CHALLENGE >> All lines below must be repeated exactly, with the pictures omitted.
# PROVIDED DATA start
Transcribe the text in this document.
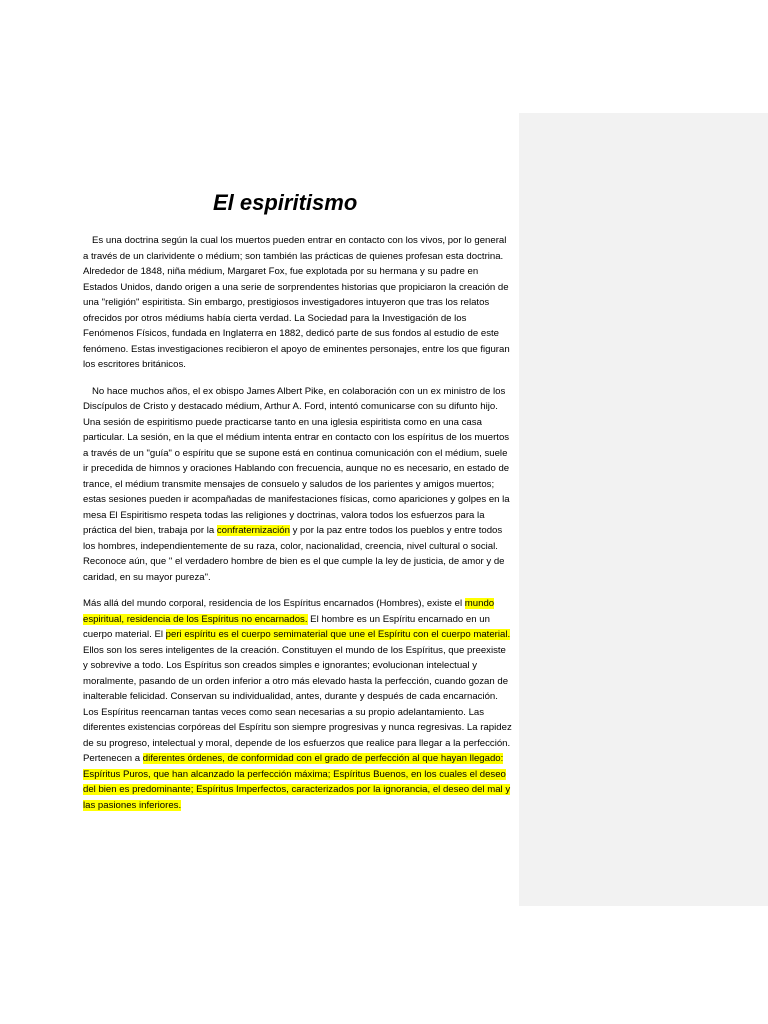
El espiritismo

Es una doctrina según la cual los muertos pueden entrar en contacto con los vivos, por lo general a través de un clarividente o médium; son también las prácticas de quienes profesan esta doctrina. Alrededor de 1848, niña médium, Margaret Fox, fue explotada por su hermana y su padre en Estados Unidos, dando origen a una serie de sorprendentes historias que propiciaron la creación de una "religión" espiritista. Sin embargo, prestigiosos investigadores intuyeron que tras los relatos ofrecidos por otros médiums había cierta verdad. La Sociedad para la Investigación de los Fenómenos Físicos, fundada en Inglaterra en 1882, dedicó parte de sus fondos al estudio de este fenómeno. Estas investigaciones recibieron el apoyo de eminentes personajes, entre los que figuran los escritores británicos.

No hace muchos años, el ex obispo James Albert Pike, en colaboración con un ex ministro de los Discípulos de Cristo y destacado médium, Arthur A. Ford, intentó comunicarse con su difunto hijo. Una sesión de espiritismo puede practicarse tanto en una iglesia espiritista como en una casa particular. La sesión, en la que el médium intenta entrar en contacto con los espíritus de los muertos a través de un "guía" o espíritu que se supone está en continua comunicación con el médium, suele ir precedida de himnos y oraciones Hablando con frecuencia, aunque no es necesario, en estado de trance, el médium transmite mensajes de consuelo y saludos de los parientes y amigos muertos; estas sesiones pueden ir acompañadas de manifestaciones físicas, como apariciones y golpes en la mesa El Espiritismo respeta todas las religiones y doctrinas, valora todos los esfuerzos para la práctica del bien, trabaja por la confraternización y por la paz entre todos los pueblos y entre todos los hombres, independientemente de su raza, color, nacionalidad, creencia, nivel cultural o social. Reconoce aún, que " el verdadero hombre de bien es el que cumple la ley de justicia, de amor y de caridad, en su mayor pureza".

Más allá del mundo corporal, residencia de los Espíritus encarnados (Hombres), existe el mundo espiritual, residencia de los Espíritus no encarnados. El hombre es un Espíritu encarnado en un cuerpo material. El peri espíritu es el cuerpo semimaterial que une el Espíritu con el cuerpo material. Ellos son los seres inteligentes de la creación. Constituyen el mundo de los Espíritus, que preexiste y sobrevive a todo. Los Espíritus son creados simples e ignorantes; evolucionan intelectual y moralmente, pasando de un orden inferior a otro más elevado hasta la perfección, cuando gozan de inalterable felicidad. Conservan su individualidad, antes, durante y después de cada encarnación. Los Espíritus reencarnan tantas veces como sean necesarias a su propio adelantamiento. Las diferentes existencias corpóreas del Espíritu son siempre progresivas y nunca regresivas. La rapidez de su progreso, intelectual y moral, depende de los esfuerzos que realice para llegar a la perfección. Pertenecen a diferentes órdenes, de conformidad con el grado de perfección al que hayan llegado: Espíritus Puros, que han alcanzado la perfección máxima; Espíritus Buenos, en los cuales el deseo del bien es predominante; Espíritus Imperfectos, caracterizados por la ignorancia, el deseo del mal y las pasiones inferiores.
# PROVIDED DATA end
THE COMPLETED TASK >>
Transcribe the text in this document.
El espiritismo

Es una doctrina según la cual los muertos pueden entrar en contacto con los vivos, por lo general a través de un clarividente o médium; son también las prácticas de quienes profesan esta doctrina. Alrededor de 1848, niña médium, Margaret Fox, fue explotada por su hermana y su padre en Estados Unidos, dando origen a una serie de sorprendentes historias que propiciaron la creación de una "religión" espiritista. Sin embargo, prestigiosos investigadores intuyeron que tras los relatos ofrecidos por otros médiums había cierta verdad. La Sociedad para la Investigación de los Fenómenos Físicos, fundada en Inglaterra en 1882, dedicó parte de sus fondos al estudio de este fenómeno. Estas investigaciones recibieron el apoyo de eminentes personajes, entre los que figuran los escritores británicos.

No hace muchos años, el ex obispo James Albert Pike, en colaboración con un ex ministro de los Discípulos de Cristo y destacado médium, Arthur A. Ford, intentó comunicarse con su difunto hijo. Una sesión de espiritismo puede practicarse tanto en una iglesia espiritista como en una casa particular. La sesión, en la que el médium intenta entrar en contacto con los espíritus de los muertos a través de un "guía" o espíritu que se supone está en continua comunicación con el médium, suele ir precedida de himnos y oraciones Hablando con frecuencia, aunque no es necesario, en estado de trance, el médium transmite mensajes de consuelo y saludos de los parientes y amigos muertos; estas sesiones pueden ir acompañadas de manifestaciones físicas, como apariciones y golpes en la mesa El Espiritismo respeta todas las religiones y doctrinas, valora todos los esfuerzos para la práctica del bien, trabaja por la confraternización y por la paz entre todos los pueblos y entre todos los hombres, independientemente de su raza, color, nacionalidad, creencia, nivel cultural o social. Reconoce aún, que " el verdadero hombre de bien es el que cumple la ley de justicia, de amor y de caridad, en su mayor pureza".

Más allá del mundo corporal, residencia de los Espíritus encarnados (Hombres), existe el mundo espiritual, residencia de los Espíritus no encarnados. El hombre es un Espíritu encarnado en un cuerpo material. El peri espíritu es el cuerpo semimaterial que une el Espíritu con el cuerpo material. Ellos son los seres inteligentes de la creación. Constituyen el mundo de los Espíritus, que preexiste y sobrevive a todo. Los Espíritus son creados simples e ignorantes; evolucionan intelectual y moralmente, pasando de un orden inferior a otro más elevado hasta la perfección, cuando gozan de inalterable felicidad. Conservan su individualidad, antes, durante y después de cada encarnación. Los Espíritus reencarnan tantas veces como sean necesarias a su propio adelantamiento. Las diferentes existencias corpóreas del Espíritu son siempre progresivas y nunca regresivas. La rapidez de su progreso, intelectual y moral, depende de los esfuerzos que realice para llegar a la perfección. Pertenecen a diferentes órdenes, de conformidad con el grado de perfección al que hayan llegado: Espíritus Puros, que han alcanzado la perfección máxima; Espíritus Buenos, en los cuales el deseo del bien es predominante; Espíritus Imperfectos, caracterizados por la ignorancia, el deseo del mal y las pasiones inferiores.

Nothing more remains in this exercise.